Short exercise:
Quote each line of the material verbatim, without the pictures.

Listed records:
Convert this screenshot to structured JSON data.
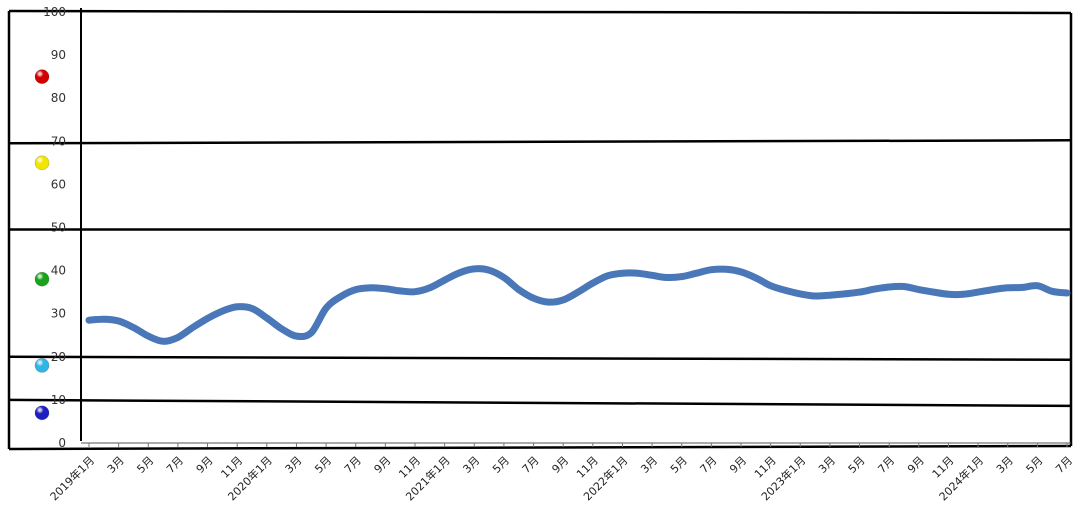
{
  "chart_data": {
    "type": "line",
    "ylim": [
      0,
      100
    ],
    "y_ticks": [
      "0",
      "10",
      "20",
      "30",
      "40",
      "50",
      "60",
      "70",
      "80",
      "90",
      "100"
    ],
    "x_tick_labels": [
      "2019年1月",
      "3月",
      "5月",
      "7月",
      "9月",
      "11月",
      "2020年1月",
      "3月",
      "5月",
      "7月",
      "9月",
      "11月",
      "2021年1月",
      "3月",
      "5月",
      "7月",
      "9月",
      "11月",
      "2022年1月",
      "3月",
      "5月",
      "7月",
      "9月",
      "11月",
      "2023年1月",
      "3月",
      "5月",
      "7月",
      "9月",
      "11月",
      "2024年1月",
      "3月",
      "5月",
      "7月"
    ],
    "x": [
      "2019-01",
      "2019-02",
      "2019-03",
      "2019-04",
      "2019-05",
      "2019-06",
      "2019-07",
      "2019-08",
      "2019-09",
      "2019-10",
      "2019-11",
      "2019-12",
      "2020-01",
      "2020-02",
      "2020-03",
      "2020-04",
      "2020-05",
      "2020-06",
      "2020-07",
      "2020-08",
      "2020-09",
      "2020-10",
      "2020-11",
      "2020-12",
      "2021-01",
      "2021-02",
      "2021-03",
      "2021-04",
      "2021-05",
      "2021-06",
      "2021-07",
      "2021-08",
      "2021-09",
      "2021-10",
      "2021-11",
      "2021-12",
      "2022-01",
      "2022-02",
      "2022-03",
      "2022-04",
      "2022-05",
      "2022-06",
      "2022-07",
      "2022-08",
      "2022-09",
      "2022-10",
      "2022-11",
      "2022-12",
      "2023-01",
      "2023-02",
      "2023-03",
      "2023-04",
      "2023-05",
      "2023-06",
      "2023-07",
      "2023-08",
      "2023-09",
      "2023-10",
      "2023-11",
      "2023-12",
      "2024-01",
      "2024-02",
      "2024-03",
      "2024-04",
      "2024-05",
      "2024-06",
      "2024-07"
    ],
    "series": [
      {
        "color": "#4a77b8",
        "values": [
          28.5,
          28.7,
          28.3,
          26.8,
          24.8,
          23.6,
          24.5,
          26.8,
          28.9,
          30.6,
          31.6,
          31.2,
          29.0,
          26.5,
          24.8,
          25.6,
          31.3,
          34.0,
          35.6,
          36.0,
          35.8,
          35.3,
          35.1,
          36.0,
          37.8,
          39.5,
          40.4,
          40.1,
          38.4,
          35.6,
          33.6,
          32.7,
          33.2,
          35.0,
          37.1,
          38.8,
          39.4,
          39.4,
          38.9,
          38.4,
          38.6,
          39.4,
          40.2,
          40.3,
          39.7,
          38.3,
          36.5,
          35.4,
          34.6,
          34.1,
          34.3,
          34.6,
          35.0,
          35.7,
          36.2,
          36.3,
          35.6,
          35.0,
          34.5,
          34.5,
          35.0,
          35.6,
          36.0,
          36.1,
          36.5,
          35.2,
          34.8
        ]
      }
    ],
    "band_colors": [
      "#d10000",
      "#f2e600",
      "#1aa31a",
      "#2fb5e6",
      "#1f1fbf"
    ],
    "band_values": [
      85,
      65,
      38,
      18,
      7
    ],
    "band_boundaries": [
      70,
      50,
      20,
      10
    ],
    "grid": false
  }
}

Expected answer:
Convert this screenshot to structured JSON data.
{
  "chart_data": {
    "type": "line",
    "ylim": [
      0,
      100
    ],
    "y_ticks": [
      "0",
      "10",
      "20",
      "30",
      "40",
      "50",
      "60",
      "70",
      "80",
      "90",
      "100"
    ],
    "x_tick_labels": [
      "2019年1月",
      "3月",
      "5月",
      "7月",
      "9月",
      "11月",
      "2020年1月",
      "3月",
      "5月",
      "7月",
      "9月",
      "11月",
      "2021年1月",
      "3月",
      "5月",
      "7月",
      "9月",
      "11月",
      "2022年1月",
      "3月",
      "5月",
      "7月",
      "9月",
      "11月",
      "2023年1月",
      "3月",
      "5月",
      "7月",
      "9月",
      "11月",
      "2024年1月",
      "3月",
      "5月",
      "7月"
    ],
    "x": [
      "2019-01",
      "2019-02",
      "2019-03",
      "2019-04",
      "2019-05",
      "2019-06",
      "2019-07",
      "2019-08",
      "2019-09",
      "2019-10",
      "2019-11",
      "2019-12",
      "2020-01",
      "2020-02",
      "2020-03",
      "2020-04",
      "2020-05",
      "2020-06",
      "2020-07",
      "2020-08",
      "2020-09",
      "2020-10",
      "2020-11",
      "2020-12",
      "2021-01",
      "2021-02",
      "2021-03",
      "2021-04",
      "2021-05",
      "2021-06",
      "2021-07",
      "2021-08",
      "2021-09",
      "2021-10",
      "2021-11",
      "2021-12",
      "2022-01",
      "2022-02",
      "2022-03",
      "2022-04",
      "2022-05",
      "2022-06",
      "2022-07",
      "2022-08",
      "2022-09",
      "2022-10",
      "2022-11",
      "2022-12",
      "2023-01",
      "2023-02",
      "2023-03",
      "2023-04",
      "2023-05",
      "2023-06",
      "2023-07",
      "2023-08",
      "2023-09",
      "2023-10",
      "2023-11",
      "2023-12",
      "2024-01",
      "2024-02",
      "2024-03",
      "2024-04",
      "2024-05",
      "2024-06",
      "2024-07"
    ],
    "series": [
      {
        "color": "#4a77b8",
        "values": [
          28.5,
          28.7,
          28.3,
          26.8,
          24.8,
          23.6,
          24.5,
          26.8,
          28.9,
          30.6,
          31.6,
          31.2,
          29.0,
          26.5,
          24.8,
          25.6,
          31.3,
          34.0,
          35.6,
          36.0,
          35.8,
          35.3,
          35.1,
          36.0,
          37.8,
          39.5,
          40.4,
          40.1,
          38.4,
          35.6,
          33.6,
          32.7,
          33.2,
          35.0,
          37.1,
          38.8,
          39.4,
          39.4,
          38.9,
          38.4,
          38.6,
          39.4,
          40.2,
          40.3,
          39.7,
          38.3,
          36.5,
          35.4,
          34.6,
          34.1,
          34.3,
          34.6,
          35.0,
          35.7,
          36.2,
          36.3,
          35.6,
          35.0,
          34.5,
          34.5,
          35.0,
          35.6,
          36.0,
          36.1,
          36.5,
          35.2,
          34.8
        ]
      }
    ],
    "band_colors": [
      "#d10000",
      "#f2e600",
      "#1aa31a",
      "#2fb5e6",
      "#1f1fbf"
    ],
    "band_values": [
      85,
      65,
      38,
      18,
      7
    ],
    "band_boundaries": [
      70,
      50,
      20,
      10
    ],
    "grid": false
  }
}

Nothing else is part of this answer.